JOB
Using the listing below, select the lines with the word "سيرين" and copy them.

SOURCE DATA
>>>

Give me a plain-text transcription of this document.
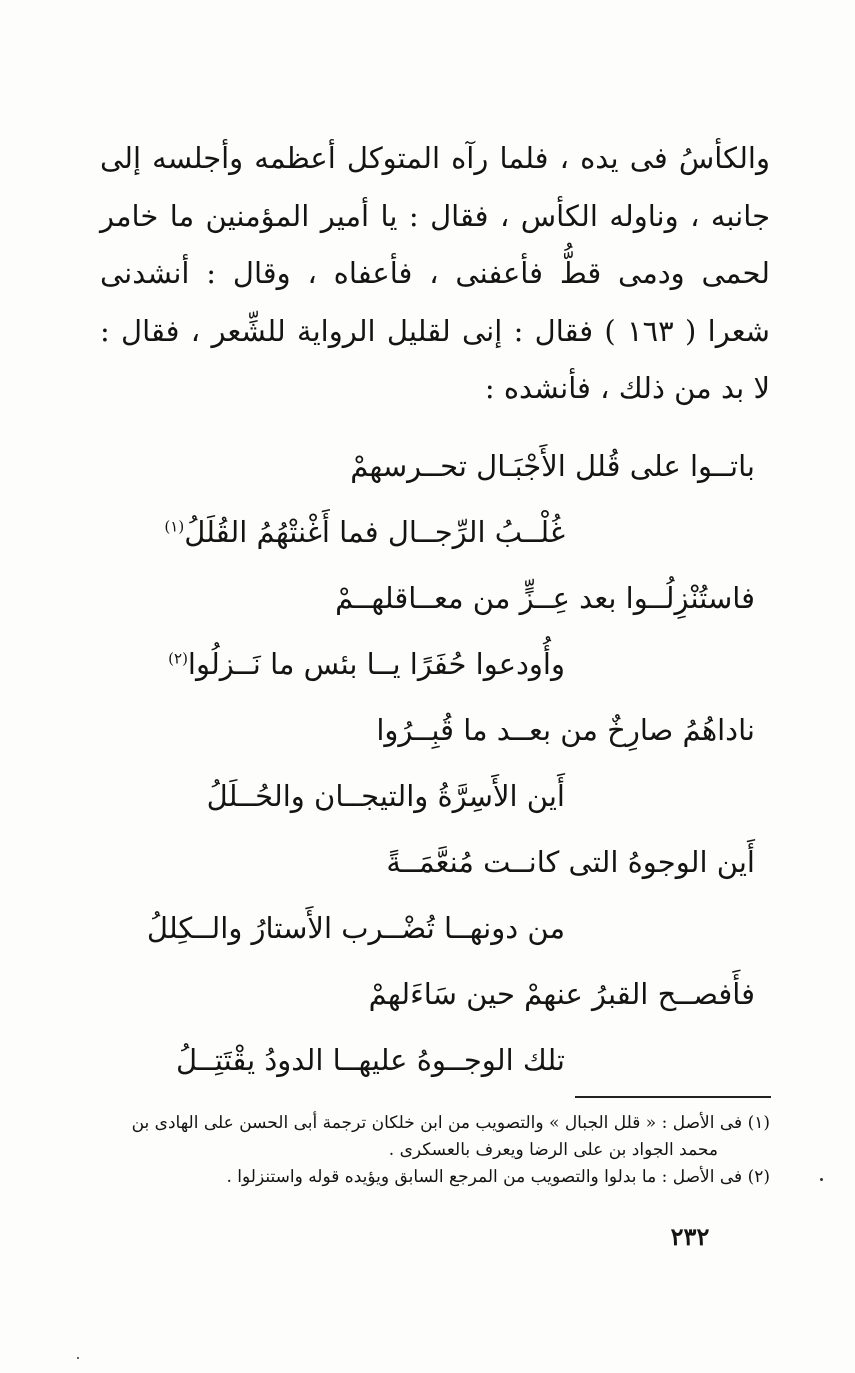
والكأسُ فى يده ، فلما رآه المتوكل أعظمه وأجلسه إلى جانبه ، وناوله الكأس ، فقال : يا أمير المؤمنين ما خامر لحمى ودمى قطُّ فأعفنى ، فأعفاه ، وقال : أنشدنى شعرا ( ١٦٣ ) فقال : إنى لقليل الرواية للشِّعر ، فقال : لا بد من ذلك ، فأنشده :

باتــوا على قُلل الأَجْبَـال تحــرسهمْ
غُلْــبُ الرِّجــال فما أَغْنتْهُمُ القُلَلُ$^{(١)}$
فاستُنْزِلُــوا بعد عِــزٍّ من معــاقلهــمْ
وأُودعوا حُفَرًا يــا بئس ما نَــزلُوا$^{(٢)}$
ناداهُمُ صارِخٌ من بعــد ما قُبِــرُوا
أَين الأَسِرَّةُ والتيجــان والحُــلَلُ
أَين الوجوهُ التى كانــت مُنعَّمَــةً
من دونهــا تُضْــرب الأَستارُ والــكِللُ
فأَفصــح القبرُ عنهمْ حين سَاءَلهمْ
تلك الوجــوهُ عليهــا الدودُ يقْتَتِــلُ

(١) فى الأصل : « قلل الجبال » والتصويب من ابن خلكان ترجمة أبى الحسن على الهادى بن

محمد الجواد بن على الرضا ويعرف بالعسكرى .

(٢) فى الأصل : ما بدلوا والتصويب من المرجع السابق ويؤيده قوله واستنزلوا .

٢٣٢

<<<
>>>

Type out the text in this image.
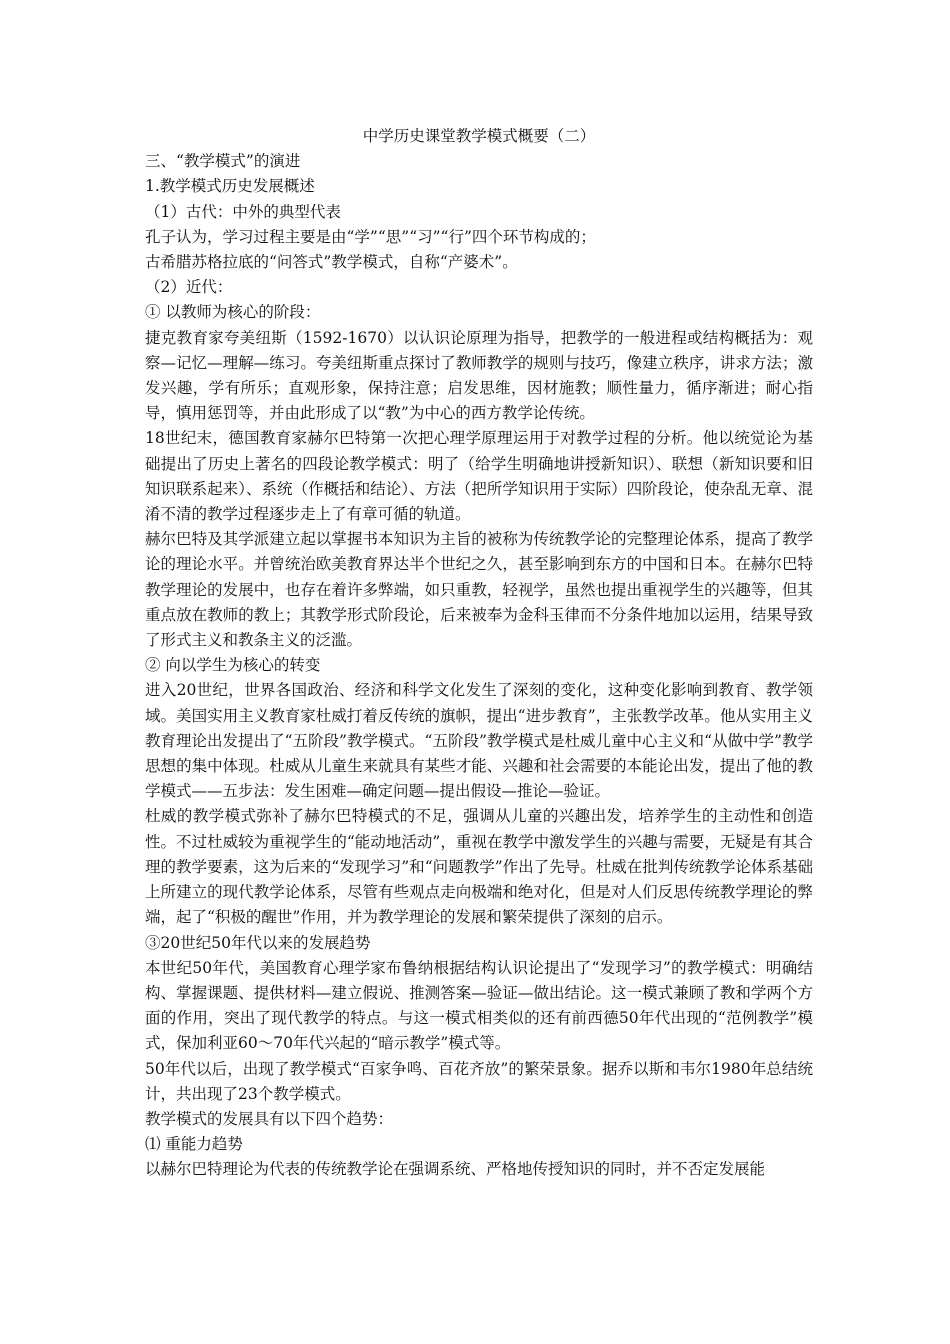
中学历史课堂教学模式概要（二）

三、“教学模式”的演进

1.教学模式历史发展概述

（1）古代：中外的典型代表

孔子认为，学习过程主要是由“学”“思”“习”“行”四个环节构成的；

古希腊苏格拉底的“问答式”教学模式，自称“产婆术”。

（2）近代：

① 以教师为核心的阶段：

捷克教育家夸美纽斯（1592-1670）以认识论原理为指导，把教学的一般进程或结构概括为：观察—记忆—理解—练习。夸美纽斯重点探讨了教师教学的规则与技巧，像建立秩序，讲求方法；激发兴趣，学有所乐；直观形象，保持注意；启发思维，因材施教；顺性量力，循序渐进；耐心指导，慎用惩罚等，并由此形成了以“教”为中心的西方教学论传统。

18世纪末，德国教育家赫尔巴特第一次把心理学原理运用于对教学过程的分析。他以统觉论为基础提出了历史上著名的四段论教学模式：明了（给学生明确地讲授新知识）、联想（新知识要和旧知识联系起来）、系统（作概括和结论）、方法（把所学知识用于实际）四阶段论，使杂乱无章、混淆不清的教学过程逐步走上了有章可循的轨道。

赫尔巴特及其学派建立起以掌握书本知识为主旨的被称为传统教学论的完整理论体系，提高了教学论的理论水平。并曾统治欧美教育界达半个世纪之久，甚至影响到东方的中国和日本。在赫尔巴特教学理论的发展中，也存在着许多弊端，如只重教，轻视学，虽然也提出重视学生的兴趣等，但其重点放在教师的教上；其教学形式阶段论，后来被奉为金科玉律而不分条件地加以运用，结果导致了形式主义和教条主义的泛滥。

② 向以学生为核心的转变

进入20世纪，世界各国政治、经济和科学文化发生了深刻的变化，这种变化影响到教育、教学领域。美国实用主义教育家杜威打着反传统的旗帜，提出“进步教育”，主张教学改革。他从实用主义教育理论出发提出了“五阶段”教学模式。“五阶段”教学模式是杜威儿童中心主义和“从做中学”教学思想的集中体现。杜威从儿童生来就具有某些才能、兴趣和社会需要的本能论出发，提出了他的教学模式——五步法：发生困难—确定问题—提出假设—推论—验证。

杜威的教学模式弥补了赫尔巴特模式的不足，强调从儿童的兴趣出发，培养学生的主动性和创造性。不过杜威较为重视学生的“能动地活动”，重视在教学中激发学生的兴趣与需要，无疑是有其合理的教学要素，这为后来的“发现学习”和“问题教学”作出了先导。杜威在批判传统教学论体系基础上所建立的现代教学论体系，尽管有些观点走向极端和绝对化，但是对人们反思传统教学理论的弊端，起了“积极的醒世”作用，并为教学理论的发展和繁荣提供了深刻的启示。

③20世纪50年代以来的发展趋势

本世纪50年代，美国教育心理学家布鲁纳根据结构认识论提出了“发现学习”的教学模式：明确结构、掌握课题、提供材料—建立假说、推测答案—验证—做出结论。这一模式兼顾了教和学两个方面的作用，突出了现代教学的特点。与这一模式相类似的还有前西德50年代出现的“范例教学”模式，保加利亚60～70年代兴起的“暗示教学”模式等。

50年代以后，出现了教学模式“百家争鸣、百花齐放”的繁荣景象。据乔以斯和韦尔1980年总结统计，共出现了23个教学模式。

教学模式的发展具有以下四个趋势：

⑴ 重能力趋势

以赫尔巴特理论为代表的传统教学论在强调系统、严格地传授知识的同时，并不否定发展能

<<<
>>>

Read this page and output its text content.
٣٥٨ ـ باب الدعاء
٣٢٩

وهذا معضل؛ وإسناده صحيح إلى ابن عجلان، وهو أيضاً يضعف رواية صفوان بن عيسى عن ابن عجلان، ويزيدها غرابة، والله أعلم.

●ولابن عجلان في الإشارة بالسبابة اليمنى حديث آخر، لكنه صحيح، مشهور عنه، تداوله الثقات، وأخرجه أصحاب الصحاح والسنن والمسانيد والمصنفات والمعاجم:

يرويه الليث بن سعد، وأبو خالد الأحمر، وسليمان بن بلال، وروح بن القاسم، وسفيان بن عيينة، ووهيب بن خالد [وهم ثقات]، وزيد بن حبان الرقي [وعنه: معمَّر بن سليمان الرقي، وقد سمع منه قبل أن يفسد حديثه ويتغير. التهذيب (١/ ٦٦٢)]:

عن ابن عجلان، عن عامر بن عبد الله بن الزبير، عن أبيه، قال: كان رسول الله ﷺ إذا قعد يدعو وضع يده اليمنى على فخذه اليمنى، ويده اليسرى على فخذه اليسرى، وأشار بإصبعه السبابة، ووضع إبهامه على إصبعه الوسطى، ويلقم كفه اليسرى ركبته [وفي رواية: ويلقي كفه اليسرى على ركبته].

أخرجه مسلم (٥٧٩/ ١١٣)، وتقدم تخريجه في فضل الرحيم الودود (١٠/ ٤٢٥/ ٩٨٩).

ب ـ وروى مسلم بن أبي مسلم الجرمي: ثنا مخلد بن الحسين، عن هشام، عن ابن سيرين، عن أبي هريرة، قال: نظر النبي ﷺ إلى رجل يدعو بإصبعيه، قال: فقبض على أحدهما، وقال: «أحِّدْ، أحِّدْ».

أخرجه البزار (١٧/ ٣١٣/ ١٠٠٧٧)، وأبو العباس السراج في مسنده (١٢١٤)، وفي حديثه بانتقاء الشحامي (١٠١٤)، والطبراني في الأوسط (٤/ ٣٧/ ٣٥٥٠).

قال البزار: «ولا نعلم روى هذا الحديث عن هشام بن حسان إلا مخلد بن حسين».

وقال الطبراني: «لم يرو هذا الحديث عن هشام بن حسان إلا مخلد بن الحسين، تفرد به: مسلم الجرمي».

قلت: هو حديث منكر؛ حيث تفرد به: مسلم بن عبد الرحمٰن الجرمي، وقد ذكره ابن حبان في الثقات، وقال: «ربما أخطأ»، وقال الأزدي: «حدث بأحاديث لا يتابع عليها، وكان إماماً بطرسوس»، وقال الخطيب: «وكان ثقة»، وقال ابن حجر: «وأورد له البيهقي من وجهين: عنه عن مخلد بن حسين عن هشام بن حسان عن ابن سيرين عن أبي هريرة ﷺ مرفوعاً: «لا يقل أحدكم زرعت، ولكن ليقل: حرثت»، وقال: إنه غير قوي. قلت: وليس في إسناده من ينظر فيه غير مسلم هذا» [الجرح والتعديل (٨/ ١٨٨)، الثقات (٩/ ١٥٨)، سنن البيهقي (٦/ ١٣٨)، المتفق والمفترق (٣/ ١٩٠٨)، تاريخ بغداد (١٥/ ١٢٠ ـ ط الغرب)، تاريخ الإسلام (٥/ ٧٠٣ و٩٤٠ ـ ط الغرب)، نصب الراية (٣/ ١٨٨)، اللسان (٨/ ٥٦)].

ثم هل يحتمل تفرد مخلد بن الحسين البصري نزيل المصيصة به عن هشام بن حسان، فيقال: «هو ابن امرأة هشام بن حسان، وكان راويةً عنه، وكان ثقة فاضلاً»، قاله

<<<

OUTPUT BELOW
ب ـ وروى مسلم بن أبي مسلم الجرمي: ثنا مخلد بن الحسين، عن هشام، عن ابن سيرين، عن أبي هريرة، قال: نظر النبي ﷺ إلى رجل يدعو بإصبعيه، قال: فقبض على أحدهما، وقال: «أحِّدْ، أحِّدْ».
قلت: هو حديث منكر؛ حيث تفرد به: مسلم بن عبد الرحمٰن الجرمي، وقد ذكره ابن حبان في الثقات، وقال: «ربما أخطأ»، وقال الأزدي: «حدث بأحاديث لا يتابع عليها، وكان إماماً بطرسوس»، وقال الخطيب: «وكان ثقة»، وقال ابن حجر: «وأورد له البيهقي من وجهين: عنه عن مخلد بن حسين عن هشام بن حسان عن ابن سيرين عن أبي هريرة ﷺ مرفوعاً: «لا يقل أحدكم زرعت، ولكن ليقل: حرثت»، وقال: إنه غير قوي. قلت: وليس في إسناده من ينظر فيه غير مسلم هذا» [الجرح والتعديل (٨/ ١٨٨)، الثقات (٩/ ١٥٨)، سنن البيهقي (٦/ ١٣٨)، المتفق والمفترق (٣/ ١٩٠٨)، تاريخ بغداد (١٥/ ١٢٠ ـ ط الغرب)، تاريخ الإسلام (٥/ ٧٠٣ و٩٤٠ ـ ط الغرب)، نصب الراية (٣/ ١٨٨)، اللسان (٨/ ٥٦)].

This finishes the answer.